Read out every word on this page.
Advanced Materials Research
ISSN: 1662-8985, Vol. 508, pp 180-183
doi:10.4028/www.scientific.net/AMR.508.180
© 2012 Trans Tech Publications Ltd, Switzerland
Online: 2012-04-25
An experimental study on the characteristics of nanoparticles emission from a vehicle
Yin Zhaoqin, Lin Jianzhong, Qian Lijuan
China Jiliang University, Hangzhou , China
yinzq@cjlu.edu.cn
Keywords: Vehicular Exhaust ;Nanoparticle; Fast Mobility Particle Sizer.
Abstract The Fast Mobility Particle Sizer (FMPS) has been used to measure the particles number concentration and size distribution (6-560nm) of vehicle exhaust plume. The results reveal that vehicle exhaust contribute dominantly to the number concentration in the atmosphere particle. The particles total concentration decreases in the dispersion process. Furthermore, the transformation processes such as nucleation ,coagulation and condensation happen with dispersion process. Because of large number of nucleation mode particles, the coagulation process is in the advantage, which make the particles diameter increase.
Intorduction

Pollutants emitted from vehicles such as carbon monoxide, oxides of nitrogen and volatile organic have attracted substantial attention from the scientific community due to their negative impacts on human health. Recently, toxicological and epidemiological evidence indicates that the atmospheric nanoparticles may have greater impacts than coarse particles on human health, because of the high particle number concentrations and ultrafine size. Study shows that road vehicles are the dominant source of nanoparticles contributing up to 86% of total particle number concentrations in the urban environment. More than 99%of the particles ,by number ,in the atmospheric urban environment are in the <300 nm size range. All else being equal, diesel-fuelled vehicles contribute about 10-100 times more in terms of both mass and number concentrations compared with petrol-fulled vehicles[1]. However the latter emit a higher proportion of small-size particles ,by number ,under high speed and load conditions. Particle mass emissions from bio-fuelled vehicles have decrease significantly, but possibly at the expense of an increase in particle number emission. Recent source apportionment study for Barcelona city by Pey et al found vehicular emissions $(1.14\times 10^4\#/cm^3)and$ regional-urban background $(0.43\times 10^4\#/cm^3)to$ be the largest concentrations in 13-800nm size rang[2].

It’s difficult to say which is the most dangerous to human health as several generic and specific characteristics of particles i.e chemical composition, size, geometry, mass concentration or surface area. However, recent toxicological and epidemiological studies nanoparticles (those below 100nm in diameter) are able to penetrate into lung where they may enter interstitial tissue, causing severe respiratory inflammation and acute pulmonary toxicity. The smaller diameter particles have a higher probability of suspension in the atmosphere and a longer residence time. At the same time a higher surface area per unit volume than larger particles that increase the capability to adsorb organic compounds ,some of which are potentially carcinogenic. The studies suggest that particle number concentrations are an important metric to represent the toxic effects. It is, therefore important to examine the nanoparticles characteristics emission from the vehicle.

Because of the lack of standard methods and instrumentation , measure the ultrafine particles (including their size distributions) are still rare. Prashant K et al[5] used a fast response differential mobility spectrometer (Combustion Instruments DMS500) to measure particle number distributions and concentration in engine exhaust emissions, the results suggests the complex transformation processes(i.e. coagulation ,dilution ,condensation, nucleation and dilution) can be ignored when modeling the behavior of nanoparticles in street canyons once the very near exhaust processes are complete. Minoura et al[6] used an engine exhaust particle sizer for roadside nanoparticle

---

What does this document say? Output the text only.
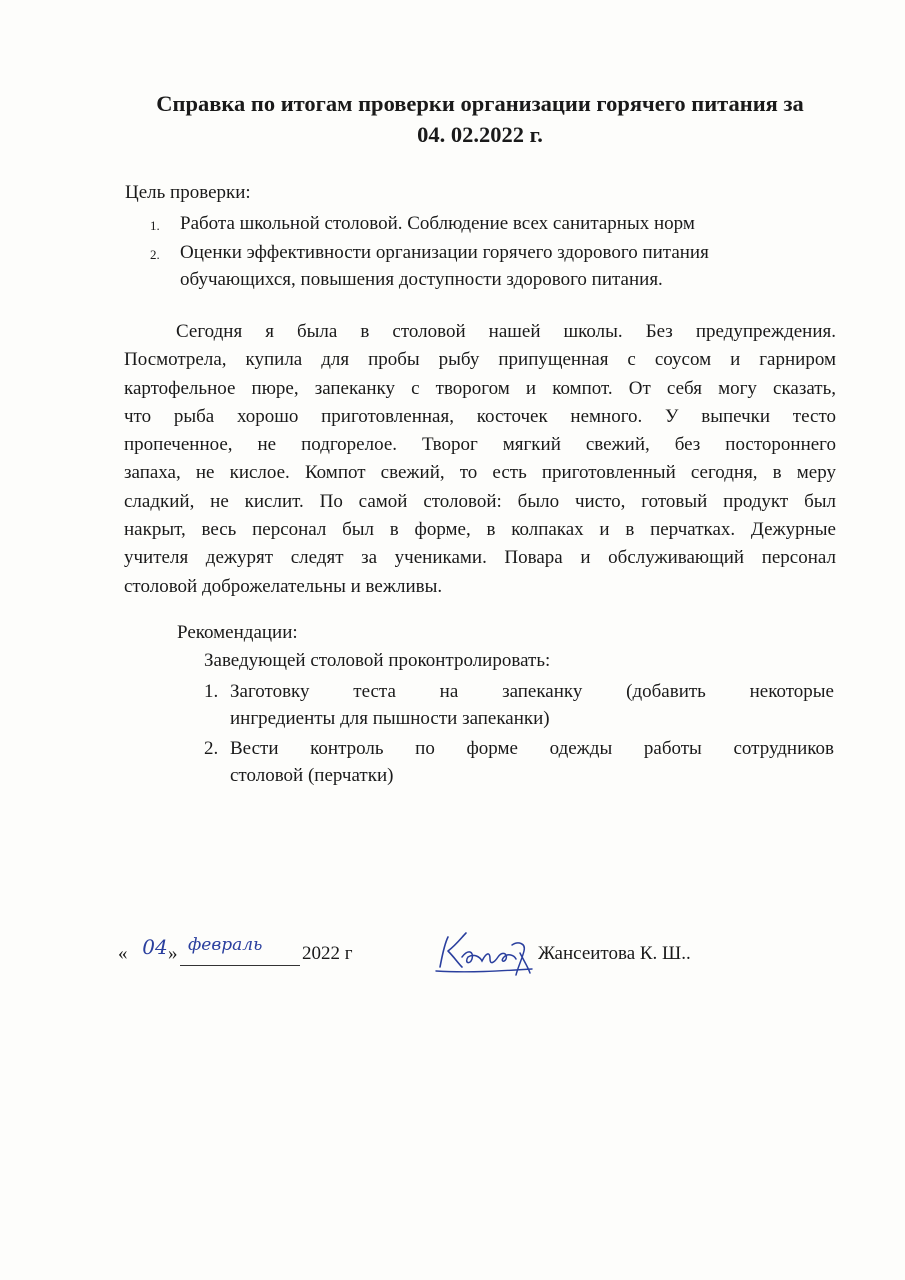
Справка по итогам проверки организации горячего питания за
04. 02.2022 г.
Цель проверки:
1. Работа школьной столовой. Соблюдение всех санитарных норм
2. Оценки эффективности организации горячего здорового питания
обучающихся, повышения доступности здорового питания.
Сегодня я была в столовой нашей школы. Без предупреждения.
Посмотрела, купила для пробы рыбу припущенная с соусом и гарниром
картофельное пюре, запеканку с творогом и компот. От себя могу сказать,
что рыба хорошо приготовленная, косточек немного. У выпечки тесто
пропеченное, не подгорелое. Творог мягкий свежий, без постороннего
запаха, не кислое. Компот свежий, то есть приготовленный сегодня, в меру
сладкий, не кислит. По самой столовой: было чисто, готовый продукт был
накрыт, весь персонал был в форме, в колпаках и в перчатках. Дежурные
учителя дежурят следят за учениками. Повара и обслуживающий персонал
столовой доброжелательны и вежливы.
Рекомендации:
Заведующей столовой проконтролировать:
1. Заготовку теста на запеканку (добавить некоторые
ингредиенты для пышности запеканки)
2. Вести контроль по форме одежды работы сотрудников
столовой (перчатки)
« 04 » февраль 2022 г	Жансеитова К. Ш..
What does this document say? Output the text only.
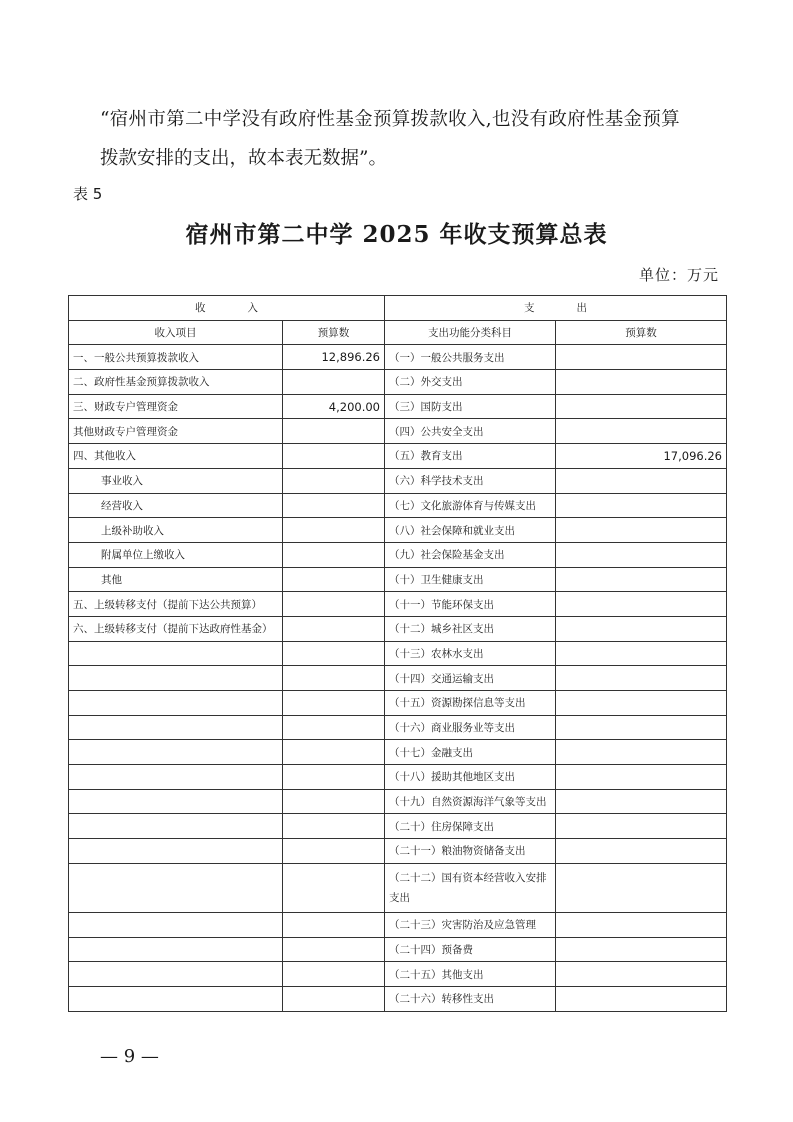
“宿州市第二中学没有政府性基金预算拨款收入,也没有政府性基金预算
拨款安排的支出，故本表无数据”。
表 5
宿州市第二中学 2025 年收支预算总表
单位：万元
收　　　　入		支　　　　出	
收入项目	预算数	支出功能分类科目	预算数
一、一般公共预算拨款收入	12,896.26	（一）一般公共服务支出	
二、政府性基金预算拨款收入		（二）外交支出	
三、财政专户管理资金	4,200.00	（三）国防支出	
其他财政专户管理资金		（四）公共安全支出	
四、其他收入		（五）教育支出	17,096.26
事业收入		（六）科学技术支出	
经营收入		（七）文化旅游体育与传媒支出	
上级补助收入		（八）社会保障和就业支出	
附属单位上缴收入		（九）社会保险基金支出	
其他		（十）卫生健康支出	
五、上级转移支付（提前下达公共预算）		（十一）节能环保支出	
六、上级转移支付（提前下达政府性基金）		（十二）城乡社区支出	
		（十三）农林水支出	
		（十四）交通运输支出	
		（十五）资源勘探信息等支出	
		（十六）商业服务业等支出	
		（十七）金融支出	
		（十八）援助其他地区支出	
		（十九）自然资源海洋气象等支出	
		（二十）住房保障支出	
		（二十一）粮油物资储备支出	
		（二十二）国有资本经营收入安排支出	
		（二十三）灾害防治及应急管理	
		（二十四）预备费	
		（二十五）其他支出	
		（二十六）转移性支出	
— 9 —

--- Work instructions ---
Only a number is wanted: how many lines contain "processes"?

--- Response ---
2